▶ [STATED GOAL] Copy each line in the data that includes the word "title".

▶ [DATA SECTION]

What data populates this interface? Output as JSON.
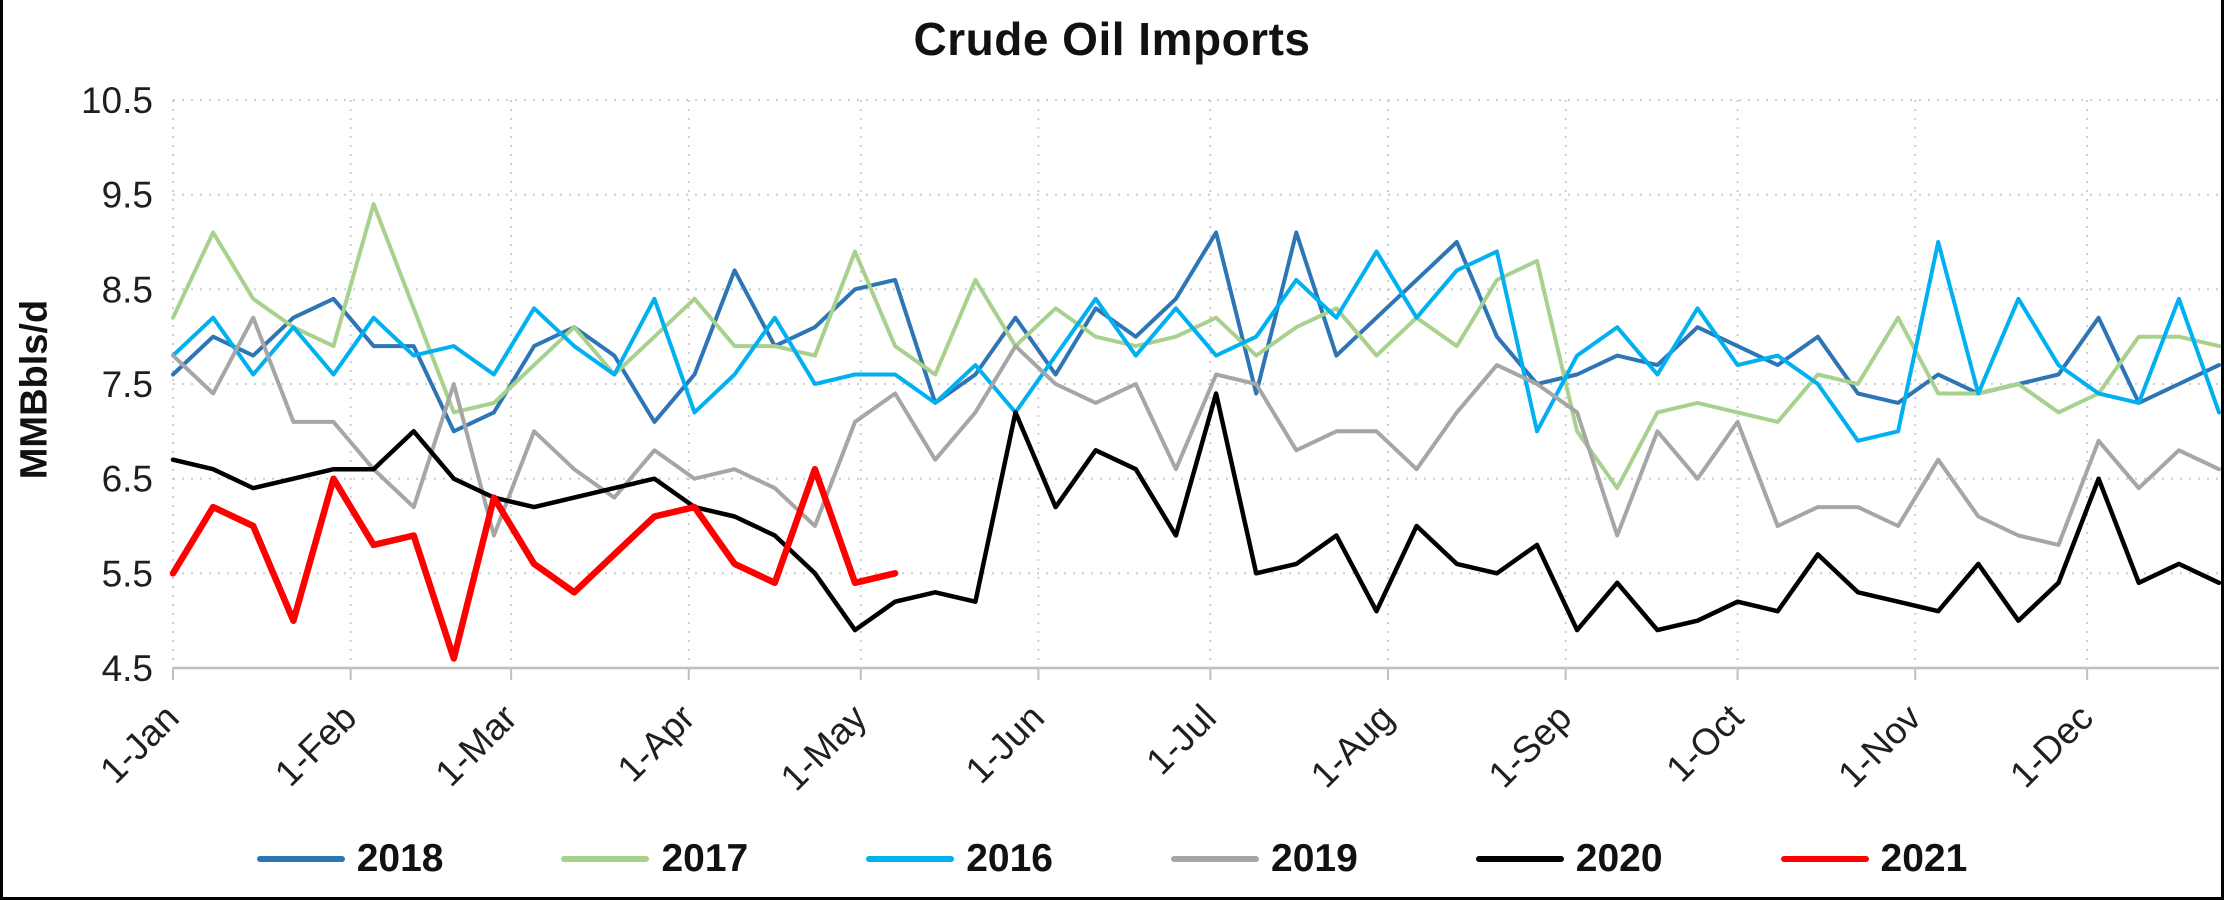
{
  "chart_data": {
    "type": "line",
    "title": "Crude Oil Imports",
    "ylabel": "MMBbls/d",
    "ylim": [
      4.5,
      10.5
    ],
    "ytick_step": 1.0,
    "grid": "dotted",
    "legend_position": "bottom",
    "x_tick_labels": [
      "1-Jan",
      "1-Feb",
      "1-Mar",
      "1-Apr",
      "1-May",
      "1-Jun",
      "1-Jul",
      "1-Aug",
      "1-Sep",
      "1-Oct",
      "1-Nov",
      "1-Dec"
    ],
    "month_day_offsets": [
      0,
      31,
      59,
      90,
      120,
      151,
      181,
      212,
      243,
      273,
      304,
      334
    ],
    "x_total_days": 357,
    "x_unit": "weekly",
    "series": [
      {
        "name": "2018",
        "color": "#2E75B6",
        "stroke_width": 4,
        "values": [
          7.6,
          8.0,
          7.8,
          8.2,
          8.4,
          7.9,
          7.9,
          7.0,
          7.2,
          7.9,
          8.1,
          7.8,
          7.1,
          7.6,
          8.7,
          7.9,
          8.1,
          8.5,
          8.6,
          7.3,
          7.6,
          8.2,
          7.6,
          8.3,
          8.0,
          8.4,
          9.1,
          7.4,
          9.1,
          7.8,
          8.2,
          8.6,
          9.0,
          8.0,
          7.5,
          7.6,
          7.8,
          7.7,
          8.1,
          7.9,
          7.7,
          8.0,
          7.4,
          7.3,
          7.6,
          7.4,
          7.5,
          7.6,
          8.2,
          7.3,
          7.5,
          7.7
        ]
      },
      {
        "name": "2017",
        "color": "#A9D18E",
        "stroke_width": 4,
        "values": [
          8.2,
          9.1,
          8.4,
          8.1,
          7.9,
          9.4,
          8.3,
          7.2,
          7.3,
          7.7,
          8.1,
          7.6,
          8.0,
          8.4,
          7.9,
          7.9,
          7.8,
          8.9,
          7.9,
          7.6,
          8.6,
          7.9,
          8.3,
          8.0,
          7.9,
          8.0,
          8.2,
          7.8,
          8.1,
          8.3,
          7.8,
          8.2,
          7.9,
          8.6,
          8.8,
          7.0,
          6.4,
          7.2,
          7.3,
          7.2,
          7.1,
          7.6,
          7.5,
          8.2,
          7.4,
          7.4,
          7.5,
          7.2,
          7.4,
          8.0,
          8.0,
          7.9
        ]
      },
      {
        "name": "2016",
        "color": "#00B0F0",
        "stroke_width": 4,
        "values": [
          7.8,
          8.2,
          7.6,
          8.1,
          7.6,
          8.2,
          7.8,
          7.9,
          7.6,
          8.3,
          7.9,
          7.6,
          8.4,
          7.2,
          7.6,
          8.2,
          7.5,
          7.6,
          7.6,
          7.3,
          7.7,
          7.2,
          7.8,
          8.4,
          7.8,
          8.3,
          7.8,
          8.0,
          8.6,
          8.2,
          8.9,
          8.2,
          8.7,
          8.9,
          7.0,
          7.8,
          8.1,
          7.6,
          8.3,
          7.7,
          7.8,
          7.5,
          6.9,
          7.0,
          9.0,
          7.4,
          8.4,
          7.7,
          7.4,
          7.3,
          8.4,
          7.2
        ]
      },
      {
        "name": "2019",
        "color": "#A6A6A6",
        "stroke_width": 4,
        "values": [
          7.8,
          7.4,
          8.2,
          7.1,
          7.1,
          6.6,
          6.2,
          7.5,
          5.9,
          7.0,
          6.6,
          6.3,
          6.8,
          6.5,
          6.6,
          6.4,
          6.0,
          7.1,
          7.4,
          6.7,
          7.2,
          7.9,
          7.5,
          7.3,
          7.5,
          6.6,
          7.6,
          7.5,
          6.8,
          7.0,
          7.0,
          6.6,
          7.2,
          7.7,
          7.5,
          7.2,
          5.9,
          7.0,
          6.5,
          7.1,
          6.0,
          6.2,
          6.2,
          6.0,
          6.7,
          6.1,
          5.9,
          5.8,
          6.9,
          6.4,
          6.8,
          6.6
        ]
      },
      {
        "name": "2020",
        "color": "#000000",
        "stroke_width": 4.5,
        "values": [
          6.7,
          6.6,
          6.4,
          6.5,
          6.6,
          6.6,
          7.0,
          6.5,
          6.3,
          6.2,
          6.3,
          6.4,
          6.5,
          6.2,
          6.1,
          5.9,
          5.5,
          4.9,
          5.2,
          5.3,
          5.2,
          7.2,
          6.2,
          6.8,
          6.6,
          5.9,
          7.4,
          5.5,
          5.6,
          5.9,
          5.1,
          6.0,
          5.6,
          5.5,
          5.8,
          4.9,
          5.4,
          4.9,
          5.0,
          5.2,
          5.1,
          5.7,
          5.3,
          5.2,
          5.1,
          5.6,
          5.0,
          5.4,
          6.5,
          5.4,
          5.6,
          5.4
        ]
      },
      {
        "name": "2021",
        "color": "#FF0000",
        "stroke_width": 6.5,
        "values": [
          5.5,
          6.2,
          6.0,
          5.0,
          6.5,
          5.8,
          5.9,
          4.6,
          6.3,
          5.6,
          5.3,
          5.7,
          6.1,
          6.2,
          5.6,
          5.4,
          6.6,
          5.4,
          5.5
        ]
      }
    ]
  }
}
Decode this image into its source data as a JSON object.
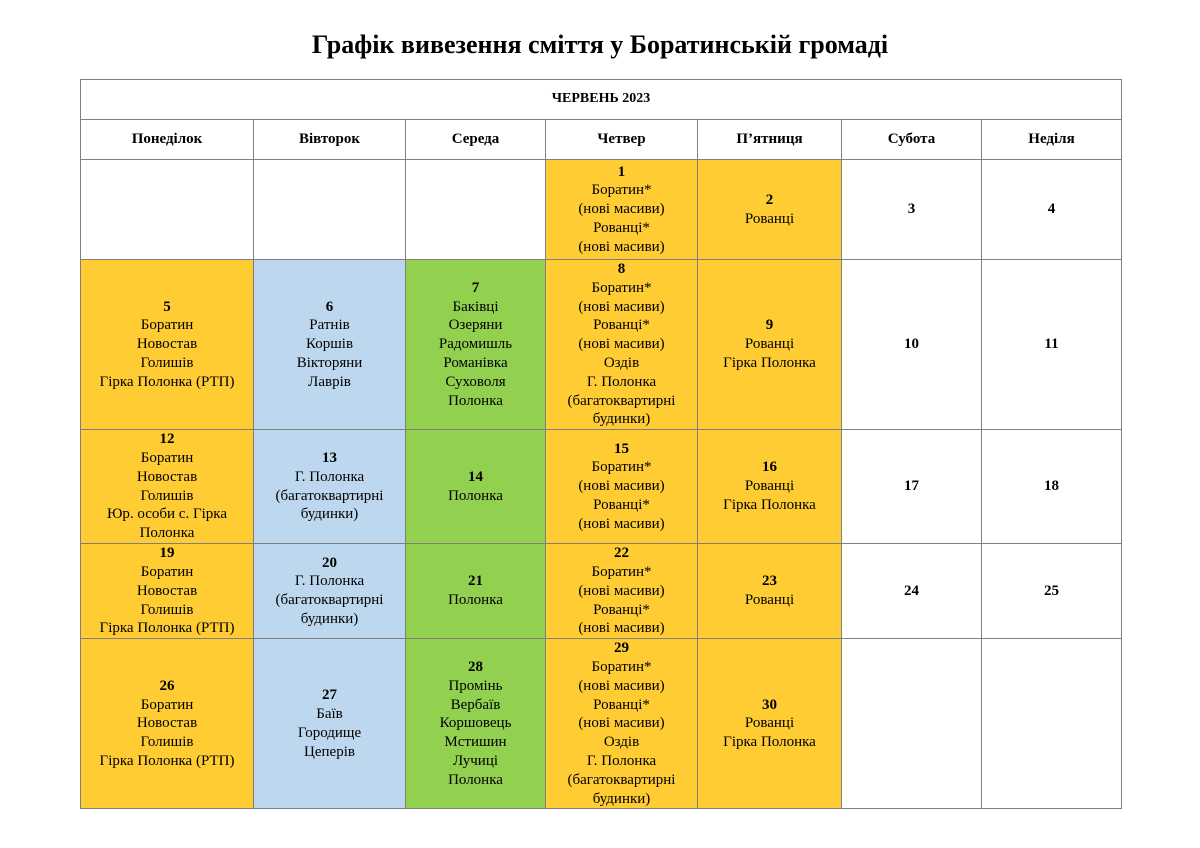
{
  "title": "Графік вивезення сміття у Боратинській громаді",
  "month": "ЧЕРВЕНЬ 2023",
  "weekdays": [
    "Понеділок",
    "Вівторок",
    "Середа",
    "Четвер",
    "П’ятниця",
    "Субота",
    "Неділя"
  ],
  "colors": {
    "yellow": "#ffcd33",
    "blue": "#bdd7ee",
    "green": "#92d050"
  },
  "weeks": [
    [
      {
        "day": "",
        "lines": [],
        "color": ""
      },
      {
        "day": "",
        "lines": [],
        "color": ""
      },
      {
        "day": "",
        "lines": [],
        "color": ""
      },
      {
        "day": "1",
        "lines": [
          "Боратин*",
          "(нові масиви)",
          "Рованці*",
          "(нові масиви)"
        ],
        "color": "yellow"
      },
      {
        "day": "2",
        "lines": [
          "Рованці"
        ],
        "color": "yellow"
      },
      {
        "day": "3",
        "lines": [],
        "color": ""
      },
      {
        "day": "4",
        "lines": [],
        "color": ""
      }
    ],
    [
      {
        "day": "5",
        "lines": [
          "Боратин",
          "Новостав",
          "Голишів",
          "Гірка Полонка (РТП)"
        ],
        "color": "yellow"
      },
      {
        "day": "6",
        "lines": [
          "Ратнів",
          "Коршів",
          "Вікторяни",
          "Лаврів"
        ],
        "color": "blue"
      },
      {
        "day": "7",
        "lines": [
          "Баківці",
          "Озеряни",
          "Радомишль",
          "Романівка",
          "Суховоля",
          "Полонка"
        ],
        "color": "green"
      },
      {
        "day": "8",
        "lines": [
          "Боратин*",
          "(нові масиви)",
          "Рованці*",
          "(нові масиви)",
          "Оздів",
          "Г. Полонка",
          "(багатоквартирні",
          "будинки)"
        ],
        "color": "yellow"
      },
      {
        "day": "9",
        "lines": [
          "Рованці",
          "Гірка Полонка"
        ],
        "color": "yellow"
      },
      {
        "day": "10",
        "lines": [],
        "color": ""
      },
      {
        "day": "11",
        "lines": [],
        "color": ""
      }
    ],
    [
      {
        "day": "12",
        "lines": [
          "Боратин",
          "Новостав",
          "Голишів",
          "Юр. особи с. Гірка",
          "Полонка"
        ],
        "color": "yellow"
      },
      {
        "day": "13",
        "lines": [
          "Г. Полонка",
          "(багатоквартирні",
          "будинки)"
        ],
        "color": "blue"
      },
      {
        "day": "14",
        "lines": [
          "Полонка"
        ],
        "color": "green"
      },
      {
        "day": "15",
        "lines": [
          "Боратин*",
          "(нові масиви)",
          "Рованці*",
          "(нові масиви)"
        ],
        "color": "yellow"
      },
      {
        "day": "16",
        "lines": [
          "Рованці",
          "Гірка Полонка"
        ],
        "color": "yellow"
      },
      {
        "day": "17",
        "lines": [],
        "color": ""
      },
      {
        "day": "18",
        "lines": [],
        "color": ""
      }
    ],
    [
      {
        "day": "19",
        "lines": [
          "Боратин",
          "Новостав",
          "Голишів",
          "Гірка Полонка (РТП)"
        ],
        "color": "yellow"
      },
      {
        "day": "20",
        "lines": [
          "Г. Полонка",
          "(багатоквартирні",
          "будинки)"
        ],
        "color": "blue"
      },
      {
        "day": "21",
        "lines": [
          "Полонка"
        ],
        "color": "green"
      },
      {
        "day": "22",
        "lines": [
          "Боратин*",
          "(нові масиви)",
          "Рованці*",
          "(нові масиви)"
        ],
        "color": "yellow"
      },
      {
        "day": "23",
        "lines": [
          "Рованці"
        ],
        "color": "yellow"
      },
      {
        "day": "24",
        "lines": [],
        "color": ""
      },
      {
        "day": "25",
        "lines": [],
        "color": ""
      }
    ],
    [
      {
        "day": "26",
        "lines": [
          "Боратин",
          "Новостав",
          "Голишів",
          "Гірка Полонка (РТП)"
        ],
        "color": "yellow"
      },
      {
        "day": "27",
        "lines": [
          "Баїв",
          "Городище",
          "Цеперів"
        ],
        "color": "blue"
      },
      {
        "day": "28",
        "lines": [
          "Промінь",
          "Вербаїв",
          "Коршовець",
          "Мстишин",
          "Лучиці",
          "Полонка"
        ],
        "color": "green"
      },
      {
        "day": "29",
        "lines": [
          "Боратин*",
          "(нові масиви)",
          "Рованці*",
          "(нові масиви)",
          "Оздів",
          "Г. Полонка",
          "(багатоквартирні",
          "будинки)"
        ],
        "color": "yellow"
      },
      {
        "day": "30",
        "lines": [
          "Рованці",
          "Гірка Полонка"
        ],
        "color": "yellow"
      },
      {
        "day": "",
        "lines": [],
        "color": ""
      },
      {
        "day": "",
        "lines": [],
        "color": ""
      }
    ]
  ]
}
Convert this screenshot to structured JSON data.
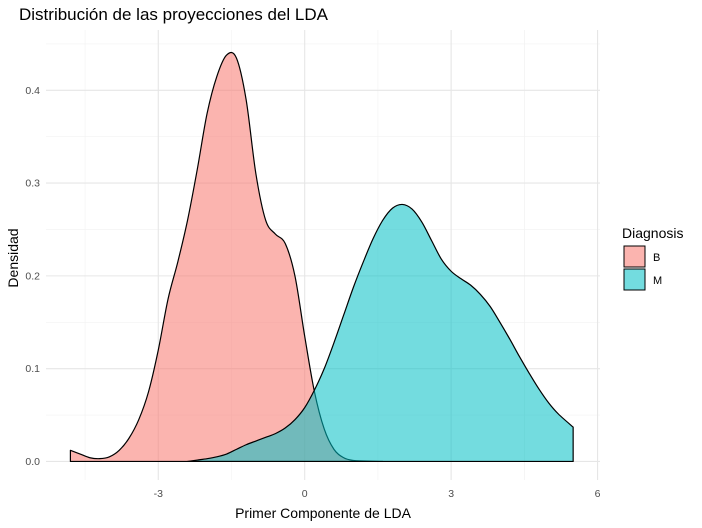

▶ [CORRECT RESPONSE]
    "title": "Crude Oil Imports",
  "title": "Графік вивезення сміття у Боратинській громаді",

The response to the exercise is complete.